##### Data under study

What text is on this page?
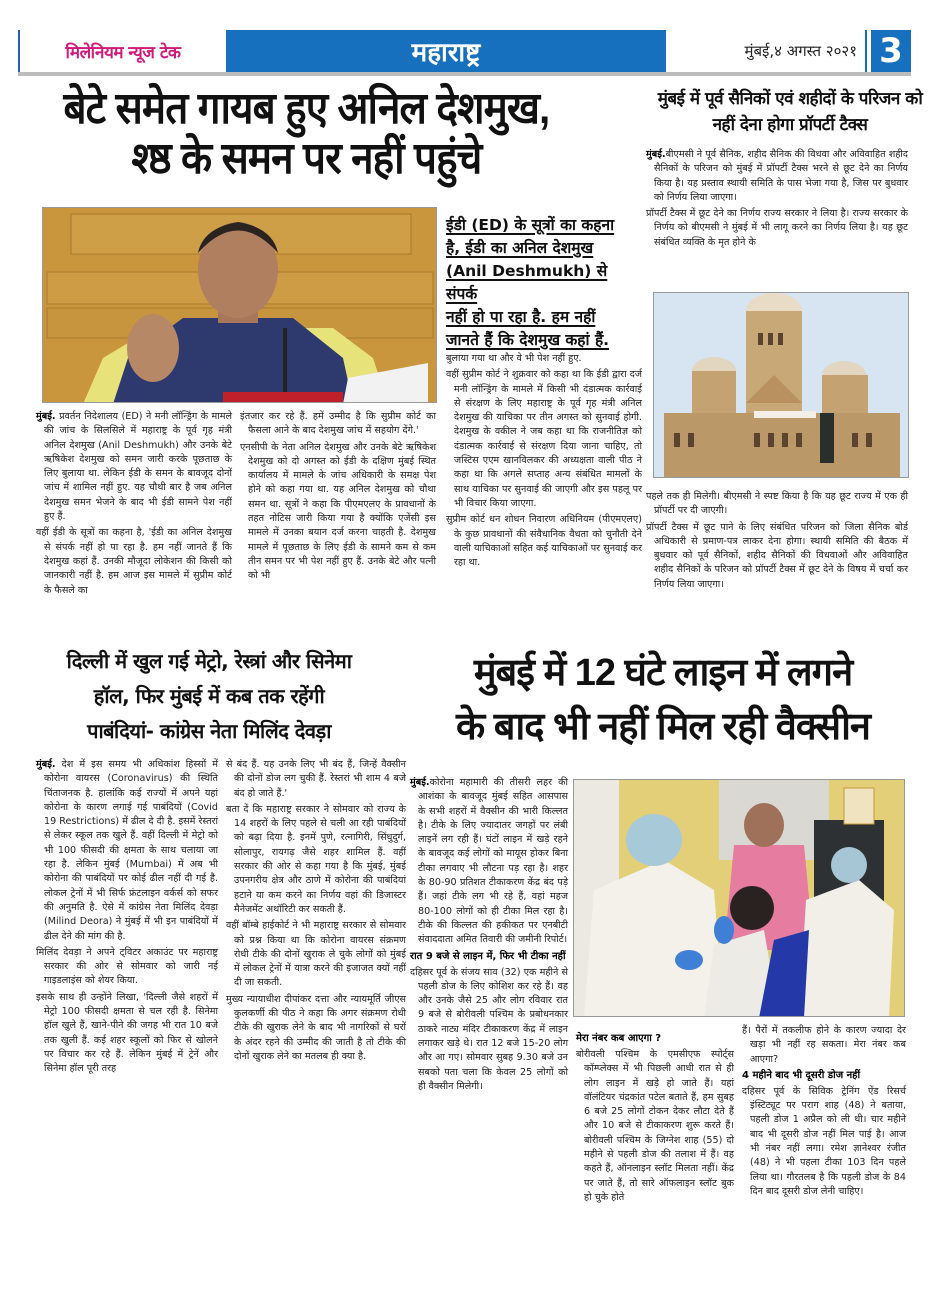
मिलेनियम न्यूज टेक	महाराष्ट्र	मुंबई,४ अगस्त २०२१ 3
बेटे समेत गायब हुए अनिल देशमुख,
श्ष्ठ के समन पर नहीं पहुंचे
ईडी (ED) के सूत्रों का कहना
है, ईडी का अनिल देशमुख
(Anil Deshmukh) से संपर्क
नहीं हो पा रहा है. हम नहीं
जानते हैं कि देशमुख कहां हैं.

मुंबई. प्रवर्तन निदेशालय (ED) ने मनी लॉन्ड्रिंग के मामले की जांच के सिलसिले में महाराष्ट्र के पूर्व गृह मंत्री अनिल देशमुख (Anil Deshmukh) और उनके बेटे ऋषिकेश देशमुख को समन जारी करके पूछताछ के लिए बुलाया था. लेकिन ईडी के समन के बावजूद दोनों जांच में शामिल नहीं हुए. यह चौथी बार है जब अनिल देशमुख समन भेजने के बाद भी ईडी सामने पेश नहीं हुए हैं.

वहीं ईडी के सूत्रों का कहना है, 'ईडी का अनिल देशमुख से संपर्क नहीं हो पा रहा है. हम नहीं जानते हैं कि देशमुख कहां हैं. उनकी मौजूदा लोकेशन की किसी को जानकारी नहीं है. हम आज इस मामले में सुप्रीम कोर्ट के फैसले का

इंतजार कर रहे हैं. हमें उम्मीद है कि सुप्रीम कोर्ट का फैसला आने के बाद देशमुख जांच में सहयोग देंगे.'

एनसीपी के नेता अनिल देशमुख और उनके बेटे ऋषिकेश देशमुख को दो अगस्त को ईडी के दक्षिण मुंबई स्थित कार्यालय में मामले के जांच अधिकारी के समक्ष पेश होने को कहा गया था. यह अनिल देशमुख को चौथा समन था. सूत्रों ने कहा कि पीएमएलए के प्रावधानों के तहत नोटिस जारी किया गया है क्योंकि एजेंसी इस मामले में उनका बयान दर्ज करना चाहती है. देशमुख मामले में पूछताछ के लिए ईडी के सामने कम से कम तीन समन पर भी पेश नहीं हुए हैं. उनके बेटे और पत्नी को भी

बुलाया गया था और वे भी पेश नहीं हुए.

वहीं सुप्रीम कोर्ट ने शुक्रवार को कहा था कि ईडी द्वारा दर्ज मनी लॉन्ड्रिंग के मामले में किसी भी दंडात्मक कार्रवाई से संरक्षण के लिए महाराष्ट्र के पूर्व गृह मंत्री अनिल देशमुख की याचिका पर तीन अगस्त को सुनवाई होगी. देशमुख के वकील ने जब कहा था कि राजनीतिज्ञ को दंडात्मक कार्रवाई से संरक्षण दिया जाना चाहिए, तो जस्टिस एएम खानविलकर की अध्यक्षता वाली पीठ ने कहा था कि अगले सप्ताह अन्य संबंधित मामलों के साथ याचिका पर सुनवाई की जाएगी और इस पहलू पर भी विचार किया जाएगा.

सुप्रीम कोर्ट धन शोधन निवारण अधिनियम (पीएमएलए) के कुछ प्रावधानों की संवैधानिक वैधता को चुनौती देने वाली याचिकाओं सहित कई याचिकाओं पर सुनवाई कर रहा था.

मुंबई में पूर्व सैनिकों एवं शहीदों के परिजन को नहीं देना होगा प्रॉपर्टी टैक्स

मुंबई.बीएमसी ने पूर्व सैनिक, शहीद सैनिक की विधवा और अविवाहित शहीद सैनिकों के परिजन को मुंबई में प्रॉपर्टी टैक्स भरने से छूट देने का निर्णय किया है। यह प्रस्ताव स्थायी समिति के पास भेजा गया है, जिस पर बुधवार को निर्णय लिया जाएगा।

प्रॉपर्टी टैक्स में छूट देने का निर्णय राज्य सरकार ने लिया है। राज्य सरकार के निर्णय को बीएमसी ने मुंबई में भी लागू करने का निर्णय लिया है। यह छूट संबंधित व्यक्ति के मृत होने के

पहले तक ही मिलेगी। बीएमसी ने स्पष्ट किया है कि यह छूट राज्य में एक ही प्रॉपर्टी पर दी जाएगी।

प्रॉपर्टी टैक्स में छूट पाने के लिए संबंधित परिजन को जिला सैनिक बोर्ड अधिकारी से प्रमाण-पत्र लाकर देना होगा। स्थायी समिति की बैठक में बुधवार को पूर्व सैनिकों, शहीद सैनिकों की विधवाओं और अविवाहित शहीद सैनिकों के परिजन को प्रॉपर्टी टैक्स में छूट देने के विषय में चर्चा कर निर्णय लिया जाएगा।

दिल्ली में खुल गई मेट्रो, रेस्त्रां और सिनेमा
हॉल, फिर मुंबई में कब तक रहेंगी
पाबंदियां- कांग्रेस नेता मिलिंद देवड़ा

मुंबई. देश में इस समय भी अधिकांश हिस्सों में कोरोना वायरस (Coronavirus) की स्थिति चिंताजनक है. हालांकि कई राज्यों में अपने यहां कोरोना के कारण लगाई गई पाबंदियों (Covid 19 Restrictions) में ढील दे दी है. इसमें रेस्तरां से लेकर स्कूल तक खुले हैं. वहीं दिल्ली में मेट्रो को भी 100 फीसदी की क्षमता के साथ चलाया जा रहा है. लेकिन मुंबई (Mumbai) में अब भी कोरोना की पाबंदियों पर कोई ढील नहीं दी गई है. लोकल ट्रेनों में भी सिर्फ फ्रंटलाइन वर्कर्स को सफर की अनुमति है. ऐसे में कांग्रेस नेता मिलिंद देवड़ा (Milind Deora) ने मुंबई में भी इन पाबंदियों में ढील देने की मांग की है.

मिलिंद देवड़ा ने अपने ट्विटर अकाउंट पर महाराष्ट्र सरकार की ओर से सोमवार को जारी नई गाइडलाइंस को शेयर किया.

इसके साथ ही उन्होंने लिखा, 'दिल्ली जैसे शहरों में मेट्रो 100 फीसदी क्षमता से चल रही है. सिनेमा हॉल खुले हैं, खाने-पीने की जगह भी रात 10 बजे तक खुली हैं. कई शहर स्कूलों को फिर से खोलने पर विचार कर रहे हैं. लेकिन मुंबई में ट्रेनें और सिनेमा हॉल पूरी तरह

से बंद हैं. यह उनके लिए भी बंद हैं, जिन्हें वैक्सीन की दोनों डोज लग चुकी हैं. रेस्तरां भी शाम 4 बजे बंद हो जाते हैं.'

बता दें कि महाराष्ट्र सरकार ने सोमवार को राज्य के 14 शहरों के लिए पहले से चली आ रही पाबंदियों को बढ़ा दिया है. इनमें पुणे, रत्नागिरी, सिंधुदुर्ग, सोलापुर, रायगढ़ जैसे शहर शामिल हैं. वहीं सरकार की ओर से कहा गया है कि मुंबई, मुंबई उपनगरीय क्षेत्र और ठाणे में कोरोना की पाबंदियां हटाने या कम करने का निर्णय वहां की डिजास्टर मैनेजमेंट अथॉरिटी कर सकती हैं.

वहीं बॉम्बे हाईकोर्ट ने भी महाराष्ट्र सरकार से सोमवार को प्रश्न किया था कि कोरोना वायरस संक्रमण रोधी टीके की दोनों खुराक ले चुके लोगों को मुंबई में लोकल ट्रेनों में यात्रा करने की इजाजत क्यों नहीं दी जा सकती.

मुख्य न्यायाधीश दीपांकर दत्ता और न्यायमूर्ति जीएस कुलकर्णी की पीठ ने कहा कि अगर संक्रमण रोधी टीके की खुराक लेने के बाद भी नागरिकों से घरों के अंदर रहने की उम्मीद की जाती है तो टीके की दोनों खुराक लेने का मतलब ही क्या है.

मुंबई में 12 घंटे लाइन में लगने
के बाद भी नहीं मिल रही वैक्सीन

मुंबई.कोरोना महामारी की तीसरी लहर की आशंका के बावजूद मुंबई सहित आसपास के सभी शहरों में वैक्सीन की भारी किल्लत है। टीके के लिए ज्यादातर जगहों पर लंबी लाइनें लग रही हैं। घंटों लाइन में खड़े रहने के बावजूद कई लोगों को मायूस होकर बिना टीका लगवाए भी लौटना पड़ रहा है। शहर के 80-90 प्रतिशत टीकाकरण केंद्र बंद पड़े हैं। जहां टीके लग भी रहे हैं, वहां महज 80-100 लोगों को ही टीका मिल रहा है। टीके की किल्लत की हकीकत पर एनबीटी संवाददाता अमित तिवारी की जमीनी रिपोर्ट।

रात 9 बजे से लाइन में, फिर भी टीका नहीं

दहिसर पूर्व के संजय साव (32) एक महीने से पहली डोज के लिए कोशिश कर रहे हैं। वह और उनके जैसे 25 और लोग रविवार रात 9 बजे से बोरीवली पश्चिम के प्रबोधनकार ठाकरे नाट्य मंदिर टीकाकरण केंद्र में लाइन लगाकर खड़े थे। रात 12 बजे 15-20 लोग और आ गए। सोमवार सुबह 9.30 बजे उन सबको पता चला कि केवल 25 लोगों को ही वैक्सीन मिलेगी।

मेरा नंबर कब आएगा ?

बोरीवली पश्चिम के एमसीएफ स्पोर्ट्स कॉम्प्लेक्स में भी पिछली आधी रात से ही लोग लाइन में खड़े हो जाते हैं। यहां वॉलंटियर चंद्रकांत पटेल बताते हैं, हम सुबह 6 बजे 25 लोगों टोकन देकर लौटा देते हैं और 10 बजे से टीकाकरण शुरू करते हैं। बोरीवली पश्चिम के जिग्नेश शाह (55) दो महीने से पहली डोज की तलाश में हैं। वह कहते हैं, ऑनलाइन स्लॉट मिलता नहीं। केंद्र पर जाते हैं, तो सारे ऑफलाइन स्लॉट बुक हो चुके होते

हैं। पैरों में तकलीफ होने के कारण ज्यादा देर खड़ा भी नहीं रह सकता। मेरा नंबर कब आएगा?

4 महीने बाद भी दूसरी डोज नहीं

दहिसर पूर्व के सिविक ट्रेनिंग ऐंड रिसर्च इंस्टिट्यूट पर पराग शाह (48) ने बताया, पहली डोज 1 अप्रैल को ली थी। चार महीने बाद भी दूसरी डोज नहीं मिल पाई है। आज भी नंबर नहीं लगा। रमेश ज्ञानेश्वर रंजीत (48) ने भी पहला टीका 103 दिन पहले लिया था। गौरतलब है कि पहली डोज के 84 दिन बाद दूसरी डोज लेनी चाहिए।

##########

**Exercise objective**.
Lines in the listing above that contain the word "Anil" must be copied; leave out the rest.

**Response area**.
(Anil Deshmukh) से संपर्क
मुंबई. प्रवर्तन निदेशालय (ED) ने मनी लॉन्ड्रिंग के मामले की जांच के सिलसिले में महाराष्ट्र के पूर्व गृह मंत्री अनिल देशमुख (Anil Deshmukh) और उनके बेटे ऋषिकेश देशमुख को समन जारी करके पूछताछ के लिए बुलाया था. लेकिन ईडी के समन के बावजूद दोनों जांच में शामिल नहीं हुए. यह चौथी बार है जब अनिल देशमुख समन भेजने के बाद भी ईडी सामने पेश नहीं हुए हैं.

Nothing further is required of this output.